··· Input material ···

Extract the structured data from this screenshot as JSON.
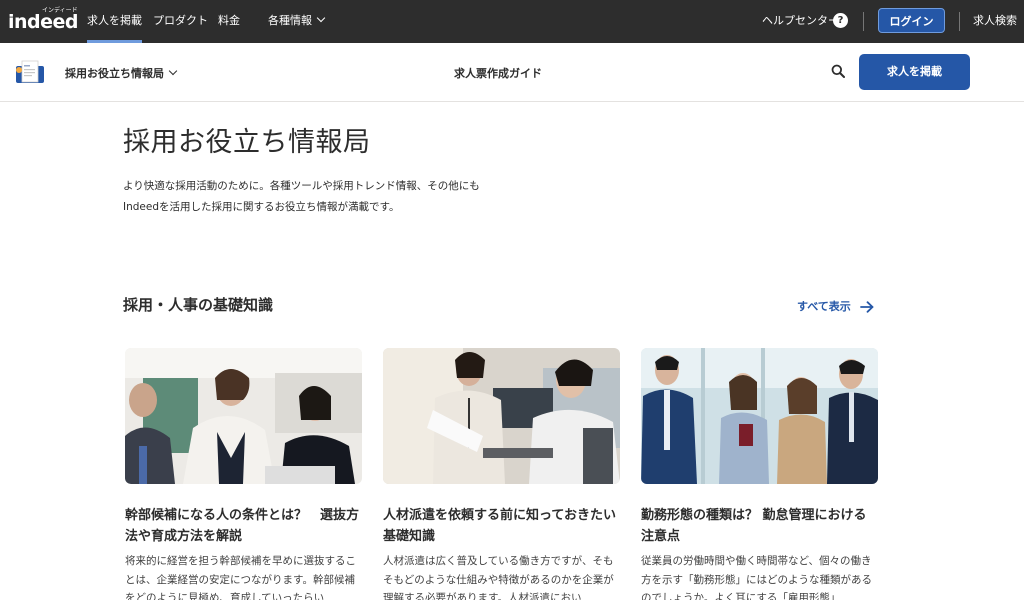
{
  "topbar": {
    "logo": "indeed",
    "logo_sub": "インディード",
    "nav": [
      {
        "label": "求人を掲載"
      },
      {
        "label": "プロダクト"
      },
      {
        "label": "料金"
      },
      {
        "label": "各種情報"
      }
    ],
    "help_label": "ヘルプセンター",
    "help_icon_glyph": "?",
    "login_label": "ログイン",
    "job_search_label": "求人検索"
  },
  "subbar": {
    "title": "採用お役立ち情報局",
    "guide_link": "求人票作成ガイド",
    "post_button": "求人を掲載"
  },
  "hero": {
    "title": "採用お役立ち情報局",
    "intro_line1": "より快適な採用活動のために。各種ツールや採用トレンド情報、その他にも",
    "intro_line2": "Indeedを活用した採用に関するお役立ち情報が満載です。"
  },
  "section": {
    "title": "採用・人事の基礎知識",
    "see_all": "すべて表示"
  },
  "cards": [
    {
      "title": "幹部候補になる人の条件とは？　選抜方法や育成方法を解説",
      "desc": "将来的に経営を担う幹部候補を早めに選抜することは、企業経営の安定につながります。幹部候補をどのように見極め、育成していったらい"
    },
    {
      "title": "人材派遣を依頼する前に知っておきたい基礎知識",
      "desc": "人材派遣は広く普及している働き方ですが、そもそもどのような仕組みや特徴があるのかを企業が理解する必要があります。人材派遣におい"
    },
    {
      "title": "勤務形態の種類は？ 勤怠管理における注意点",
      "desc": "従業員の労働時間や働く時間帯など、個々の働き方を示す「勤務形態」にはどのような種類があるのでしょうか。よく耳にする「雇用形態」"
    }
  ],
  "colors": {
    "topbar_bg": "#2d2d2d",
    "brand_blue": "#2557a7",
    "active_underline": "#6f9bdd"
  }
}
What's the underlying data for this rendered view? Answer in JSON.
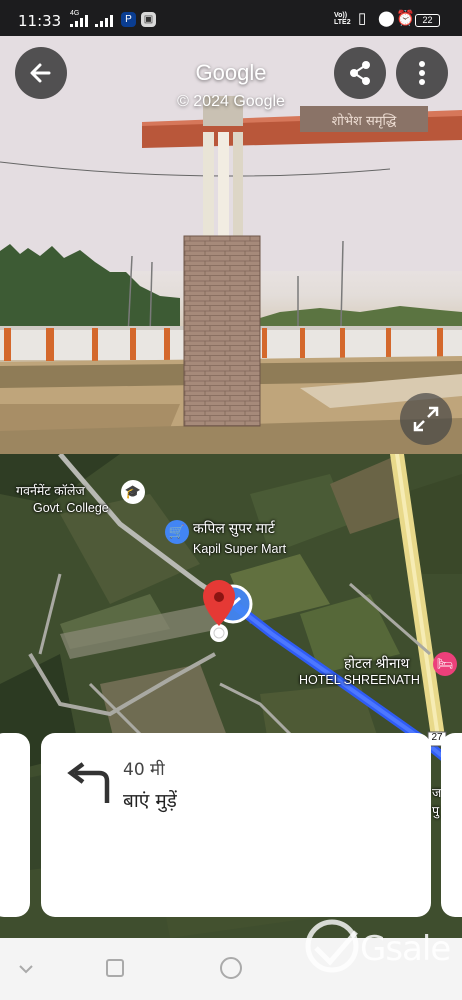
{
  "status_bar": {
    "time": "11:33",
    "network_label": "4G",
    "volte_top": "Vo))",
    "volte_bottom": "LTE2",
    "battery": "22"
  },
  "street_view": {
    "title": "Google",
    "copyright": "© 2024 Google",
    "gate_sign": "शोभेश समृद्धि",
    "back_icon": "arrow-left-icon",
    "share_icon": "share-icon",
    "menu_icon": "more-vertical-icon",
    "expand_icon": "expand-icon"
  },
  "map": {
    "labels": {
      "college_hi": "गवर्नमेंट कॉलेज",
      "college_en": "Govt. College",
      "mart_hi": "कपिल सुपर मार्ट",
      "mart_en": "Kapil Super Mart",
      "hotel_hi": "होटल श्रीनाथ",
      "hotel_en": "HOTEL SHREENATH",
      "route_shield": "27",
      "partial_right": "ज",
      "partial_right2": "पु"
    },
    "colors": {
      "route": "#2f5cf5",
      "highway": "#e8d98a",
      "pin": "#e53935",
      "location": "#4285f4"
    }
  },
  "navigation": {
    "distance": "40 मी",
    "instruction": "बाएं मुड़ें",
    "turn_icon": "turn-left-icon"
  },
  "nav_bar": {
    "back": "chevron-down-icon",
    "home": "circle-icon",
    "recents": "square-icon"
  },
  "watermark": "Gsale"
}
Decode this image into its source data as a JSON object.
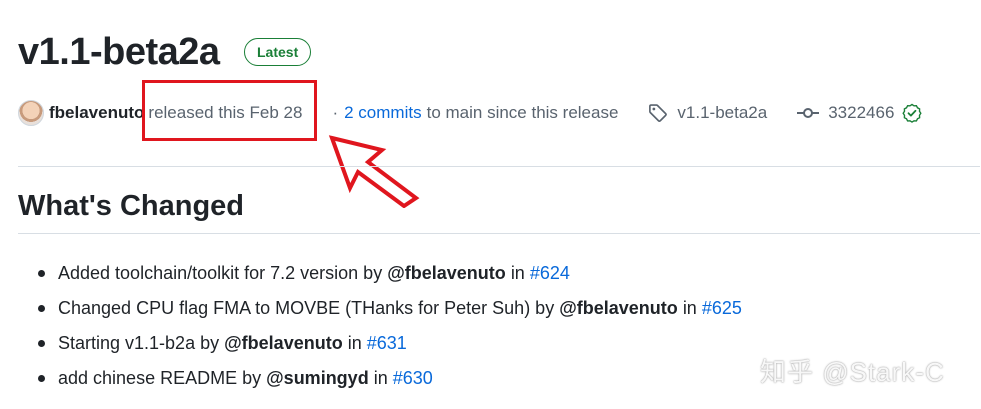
{
  "release": {
    "title": "v1.1-beta2a",
    "badge": "Latest",
    "author": "fbelavenuto",
    "released_text": "released this Feb 28",
    "separator": "·",
    "commits_link": "2 commits",
    "commits_rest": "to main since this release",
    "tag": "v1.1-beta2a",
    "commit_sha": "3322466"
  },
  "section": {
    "heading": "What's Changed"
  },
  "changes": [
    {
      "text": "Added toolchain/toolkit for 7.2 version by",
      "mention": "@fbelavenuto",
      "in": "in",
      "pr": "#624"
    },
    {
      "text": "Changed CPU flag FMA to MOVBE (THanks for Peter Suh) by",
      "mention": "@fbelavenuto",
      "in": "in",
      "pr": "#625"
    },
    {
      "text": "Starting v1.1-b2a by",
      "mention": "@fbelavenuto",
      "in": "in",
      "pr": "#631"
    },
    {
      "text": "add chinese README by",
      "mention": "@sumingyd",
      "in": "in",
      "pr": "#630"
    }
  ],
  "watermark": "知乎 @Stark-C",
  "icons": {
    "avatar": "avatar",
    "tag": "tag-icon",
    "commit": "git-commit-icon",
    "verified": "check-circle-icon"
  },
  "colors": {
    "link": "#0969da",
    "badge": "#1a7f37",
    "annotation": "#e0161e"
  }
}
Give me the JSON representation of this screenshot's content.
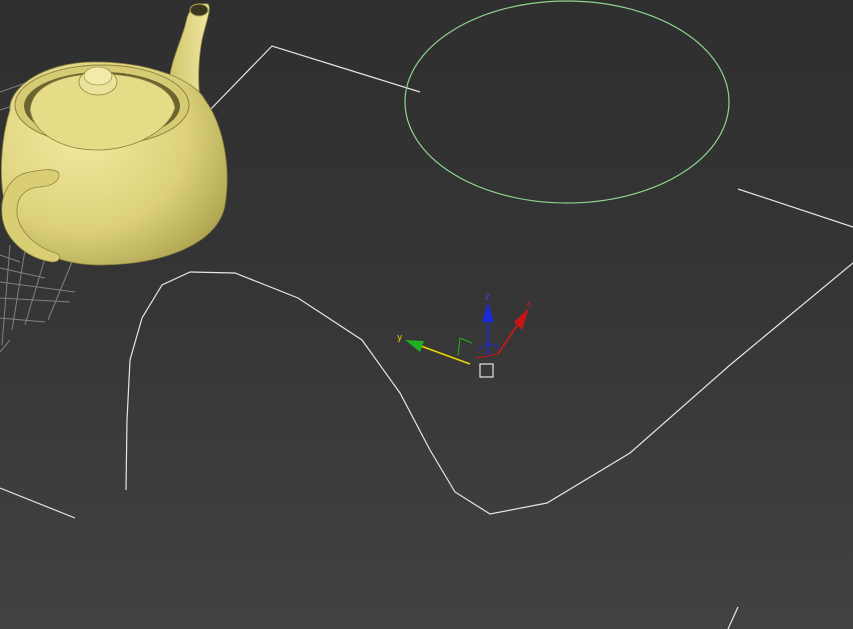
{
  "viewport": {
    "gizmo": {
      "x_label": "x",
      "y_label": "y",
      "z_label": "z"
    },
    "colors": {
      "background_top": "#2f2f2f",
      "background_bottom": "#424242",
      "spline": "#e6e6e6",
      "circle": "#8fd48f",
      "teapot": "#e0d67c",
      "grid": "#9a9a9a",
      "axis_x": "#cc1a1a",
      "axis_y": "#e6d500",
      "axis_z": "#1a2bd6",
      "axis_x_head": "#c81414",
      "axis_y_head": "#1fb01f",
      "axis_z_head": "#1a2bd6"
    },
    "objects": {
      "teapot": "teapot",
      "circle": "circle-shape",
      "spline": "line-shape",
      "pivot": "pivot-square-icon"
    }
  }
}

···

» Challenge
What is needed is an exact reproduction of the data, pictures excluded.

» Response
Extract the structured data from this screenshot as JSON.
{
  "topbar": {
    "logo": "indeed",
    "logo_sub": "インディード",
    "nav": [
      {
        "label": "求人を掲載"
      },
      {
        "label": "プロダクト"
      },
      {
        "label": "料金"
      },
      {
        "label": "各種情報"
      }
    ],
    "help_label": "ヘルプセンター",
    "help_icon_glyph": "?",
    "login_label": "ログイン",
    "job_search_label": "求人検索"
  },
  "subbar": {
    "title": "採用お役立ち情報局",
    "guide_link": "求人票作成ガイド",
    "post_button": "求人を掲載"
  },
  "hero": {
    "title": "採用お役立ち情報局",
    "intro_line1": "より快適な採用活動のために。各種ツールや採用トレンド情報、その他にも",
    "intro_line2": "Indeedを活用した採用に関するお役立ち情報が満載です。"
  },
  "section": {
    "title": "採用・人事の基礎知識",
    "see_all": "すべて表示"
  },
  "cards": [
    {
      "title": "幹部候補になる人の条件とは？　選抜方法や育成方法を解説",
      "desc": "将来的に経営を担う幹部候補を早めに選抜することは、企業経営の安定につながります。幹部候補をどのように見極め、育成していったらい"
    },
    {
      "title": "人材派遣を依頼する前に知っておきたい基礎知識",
      "desc": "人材派遣は広く普及している働き方ですが、そもそもどのような仕組みや特徴があるのかを企業が理解する必要があります。人材派遣におい"
    },
    {
      "title": "勤務形態の種類は？ 勤怠管理における注意点",
      "desc": "従業員の労働時間や働く時間帯など、個々の働き方を示す「勤務形態」にはどのような種類があるのでしょうか。よく耳にする「雇用形態」"
    }
  ],
  "colors": {
    "topbar_bg": "#2d2d2d",
    "brand_blue": "#2557a7",
    "active_underline": "#6f9bdd"
  }
}
What's the underlying data for this rendered view? Answer in JSON.
{
  "status_bar": {
    "time": "11:33",
    "network_label": "4G",
    "volte_top": "Vo))",
    "volte_bottom": "LTE2",
    "battery": "22"
  },
  "street_view": {
    "title": "Google",
    "copyright": "© 2024 Google",
    "gate_sign": "शोभेश समृद्धि",
    "back_icon": "arrow-left-icon",
    "share_icon": "share-icon",
    "menu_icon": "more-vertical-icon",
    "expand_icon": "expand-icon"
  },
  "map": {
    "labels": {
      "college_hi": "गवर्नमेंट कॉलेज",
      "college_en": "Govt. College",
      "mart_hi": "कपिल सुपर मार्ट",
      "mart_en": "Kapil Super Mart",
      "hotel_hi": "होटल श्रीनाथ",
      "hotel_en": "HOTEL SHREENATH",
      "route_shield": "27",
      "partial_right": "ज",
      "partial_right2": "पु"
    },
    "colors": {
      "route": "#2f5cf5",
      "highway": "#e8d98a",
      "pin": "#e53935",
      "location": "#4285f4"
    }
  },
  "navigation": {
    "distance": "40 मी",
    "instruction": "बाएं मुड़ें",
    "turn_icon": "turn-left-icon"
  },
  "nav_bar": {
    "back": "chevron-down-icon",
    "home": "circle-icon",
    "recents": "square-icon"
  },
  "watermark": "Gsale"
}
Decode this image into its source data as a JSON object.
{
  "release": {
    "title": "v1.1-beta2a",
    "badge": "Latest",
    "author": "fbelavenuto",
    "released_text": "released this Feb 28",
    "separator": "·",
    "commits_link": "2 commits",
    "commits_rest": "to main since this release",
    "tag": "v1.1-beta2a",
    "commit_sha": "3322466"
  },
  "section": {
    "heading": "What's Changed"
  },
  "changes": [
    {
      "text": "Added toolchain/toolkit for 7.2 version by",
      "mention": "@fbelavenuto",
      "in": "in",
      "pr": "#624"
    },
    {
      "text": "Changed CPU flag FMA to MOVBE (THanks for Peter Suh) by",
      "mention": "@fbelavenuto",
      "in": "in",
      "pr": "#625"
    },
    {
      "text": "Starting v1.1-b2a by",
      "mention": "@fbelavenuto",
      "in": "in",
      "pr": "#631"
    },
    {
      "text": "add chinese README by",
      "mention": "@sumingyd",
      "in": "in",
      "pr": "#630"
    }
  ],
  "watermark": "知乎 @Stark-C",
  "icons": {
    "avatar": "avatar",
    "tag": "tag-icon",
    "commit": "git-commit-icon",
    "verified": "check-circle-icon"
  },
  "colors": {
    "link": "#0969da",
    "badge": "#1a7f37",
    "annotation": "#e0161e"
  }
}
Give me the JSON representation of this screenshot's content.
{
  "viewport": {
    "gizmo": {
      "x_label": "x",
      "y_label": "y",
      "z_label": "z"
    },
    "colors": {
      "background_top": "#2f2f2f",
      "background_bottom": "#424242",
      "spline": "#e6e6e6",
      "circle": "#8fd48f",
      "teapot": "#e0d67c",
      "grid": "#9a9a9a",
      "axis_x": "#cc1a1a",
      "axis_y": "#e6d500",
      "axis_z": "#1a2bd6",
      "axis_x_head": "#c81414",
      "axis_y_head": "#1fb01f",
      "axis_z_head": "#1a2bd6"
    },
    "objects": {
      "teapot": "teapot",
      "circle": "circle-shape",
      "spline": "line-shape",
      "pivot": "pivot-square-icon"
    }
  }
}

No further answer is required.